━━━━━ Reading passage
21

I am using CUDA 6.0 and the OpenCL implementation that comes bundled with the CUDA SDK. I have two identical kernels for each platform (they differ in the platform specific keywords). They only read and write global memory, each thread different location. The launch configuration for CUDA is 200 blocks of 250 threads (1D), which corresponds directly to the configuration for OpenCL - 50,000 global work size and 250 local work size.

The OpenCL code runs faster. Is this possible or am I timing it wrong? My understanding is that the NVIDIA's OpenCL implementation is based on the one for CUDA. I get around 15% better performance with OpenCL.

It would be great if you could suggest why I might be seeing this and perhaps some differences between CUDA and OpenCL as implemented by NVIDIA?
━━━━━━━━━━
━━━━━ Information supplied
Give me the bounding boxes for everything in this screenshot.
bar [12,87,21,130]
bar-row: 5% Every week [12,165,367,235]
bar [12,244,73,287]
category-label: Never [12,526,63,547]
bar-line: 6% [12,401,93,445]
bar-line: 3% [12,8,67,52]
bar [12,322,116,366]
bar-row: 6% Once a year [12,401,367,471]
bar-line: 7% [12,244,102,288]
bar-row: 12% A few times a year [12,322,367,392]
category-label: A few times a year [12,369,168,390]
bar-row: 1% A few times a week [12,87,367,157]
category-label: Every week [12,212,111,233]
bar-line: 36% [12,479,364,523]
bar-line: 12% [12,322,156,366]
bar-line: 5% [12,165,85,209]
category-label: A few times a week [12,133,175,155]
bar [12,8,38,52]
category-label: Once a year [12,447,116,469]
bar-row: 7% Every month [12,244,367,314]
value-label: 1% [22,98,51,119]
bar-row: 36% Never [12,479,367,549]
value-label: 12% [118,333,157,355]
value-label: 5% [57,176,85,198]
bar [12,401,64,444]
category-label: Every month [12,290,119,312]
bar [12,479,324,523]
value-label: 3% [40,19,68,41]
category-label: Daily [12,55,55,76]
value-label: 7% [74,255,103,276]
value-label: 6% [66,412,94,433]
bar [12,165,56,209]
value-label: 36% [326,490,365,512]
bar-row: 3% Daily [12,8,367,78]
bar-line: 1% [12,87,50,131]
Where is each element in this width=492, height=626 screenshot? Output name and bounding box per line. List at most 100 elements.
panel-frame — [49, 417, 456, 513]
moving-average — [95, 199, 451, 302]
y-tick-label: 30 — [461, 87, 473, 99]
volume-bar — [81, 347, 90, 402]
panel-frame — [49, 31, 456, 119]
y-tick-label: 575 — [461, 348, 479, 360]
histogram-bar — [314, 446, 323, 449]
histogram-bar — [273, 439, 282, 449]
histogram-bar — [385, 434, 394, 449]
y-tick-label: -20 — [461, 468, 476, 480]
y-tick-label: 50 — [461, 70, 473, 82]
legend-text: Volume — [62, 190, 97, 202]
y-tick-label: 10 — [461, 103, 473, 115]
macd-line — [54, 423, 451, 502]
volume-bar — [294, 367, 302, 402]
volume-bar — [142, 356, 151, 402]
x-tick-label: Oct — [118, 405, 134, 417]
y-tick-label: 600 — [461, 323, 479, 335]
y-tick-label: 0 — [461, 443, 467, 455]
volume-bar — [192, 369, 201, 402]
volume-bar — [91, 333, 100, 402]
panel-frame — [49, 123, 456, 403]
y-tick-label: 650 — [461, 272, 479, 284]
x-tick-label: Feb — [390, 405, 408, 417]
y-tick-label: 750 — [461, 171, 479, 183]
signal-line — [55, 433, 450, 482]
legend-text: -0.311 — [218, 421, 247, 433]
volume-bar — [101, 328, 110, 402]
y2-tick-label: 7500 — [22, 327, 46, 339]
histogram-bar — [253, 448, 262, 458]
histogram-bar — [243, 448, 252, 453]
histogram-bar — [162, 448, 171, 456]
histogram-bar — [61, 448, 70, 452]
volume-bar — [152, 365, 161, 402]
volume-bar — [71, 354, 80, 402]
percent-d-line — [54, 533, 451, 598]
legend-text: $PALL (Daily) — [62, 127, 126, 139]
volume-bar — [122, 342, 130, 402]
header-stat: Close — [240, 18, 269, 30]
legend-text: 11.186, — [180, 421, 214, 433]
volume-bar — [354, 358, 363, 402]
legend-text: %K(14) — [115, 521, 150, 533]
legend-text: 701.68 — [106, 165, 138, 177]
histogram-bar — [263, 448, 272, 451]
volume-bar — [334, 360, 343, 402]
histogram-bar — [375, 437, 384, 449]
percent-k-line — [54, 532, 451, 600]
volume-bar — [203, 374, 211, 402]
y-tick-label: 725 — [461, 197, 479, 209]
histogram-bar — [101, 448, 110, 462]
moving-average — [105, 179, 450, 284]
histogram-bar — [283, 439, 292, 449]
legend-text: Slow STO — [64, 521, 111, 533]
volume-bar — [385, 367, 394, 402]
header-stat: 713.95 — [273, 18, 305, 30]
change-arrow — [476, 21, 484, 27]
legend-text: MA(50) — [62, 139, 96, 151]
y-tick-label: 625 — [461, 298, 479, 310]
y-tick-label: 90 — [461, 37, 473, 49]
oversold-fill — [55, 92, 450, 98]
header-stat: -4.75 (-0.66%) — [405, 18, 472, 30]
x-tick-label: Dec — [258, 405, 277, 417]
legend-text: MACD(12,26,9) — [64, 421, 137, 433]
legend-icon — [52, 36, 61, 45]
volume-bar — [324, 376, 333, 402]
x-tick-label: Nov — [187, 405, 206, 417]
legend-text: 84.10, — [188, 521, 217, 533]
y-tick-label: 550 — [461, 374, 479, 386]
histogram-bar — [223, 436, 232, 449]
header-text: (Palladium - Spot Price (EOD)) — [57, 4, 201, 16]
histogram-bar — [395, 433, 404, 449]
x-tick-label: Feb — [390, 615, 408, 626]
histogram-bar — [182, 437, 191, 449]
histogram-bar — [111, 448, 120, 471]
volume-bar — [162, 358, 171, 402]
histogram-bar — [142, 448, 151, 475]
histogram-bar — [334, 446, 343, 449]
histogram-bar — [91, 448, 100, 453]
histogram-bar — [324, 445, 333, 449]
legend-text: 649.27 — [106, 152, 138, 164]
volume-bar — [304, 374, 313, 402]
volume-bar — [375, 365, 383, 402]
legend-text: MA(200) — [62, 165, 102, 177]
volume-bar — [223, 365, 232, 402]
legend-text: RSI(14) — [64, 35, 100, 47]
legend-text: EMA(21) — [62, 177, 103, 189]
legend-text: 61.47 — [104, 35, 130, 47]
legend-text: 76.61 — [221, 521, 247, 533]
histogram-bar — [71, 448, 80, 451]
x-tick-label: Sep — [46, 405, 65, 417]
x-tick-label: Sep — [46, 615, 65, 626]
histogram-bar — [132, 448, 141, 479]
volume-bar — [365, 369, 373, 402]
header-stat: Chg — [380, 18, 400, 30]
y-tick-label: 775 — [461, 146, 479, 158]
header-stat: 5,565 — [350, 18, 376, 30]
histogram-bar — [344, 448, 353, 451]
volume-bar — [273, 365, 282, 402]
━━━━━━━━━━
## Required task
Answer these questions about the CUDA and OpenCL post.
1. Which version of CUDA is being used?
2. What global work size and local work size are used for OpenCL?
3. About how much better is the performance with OpenCL?
Rely solely on the CUDA and OpenCL post for your answers.

## Full solution
1. CUDA 6.0.
2. A global work size of 50,000 and a local work size of 250.
3. Around 15% better.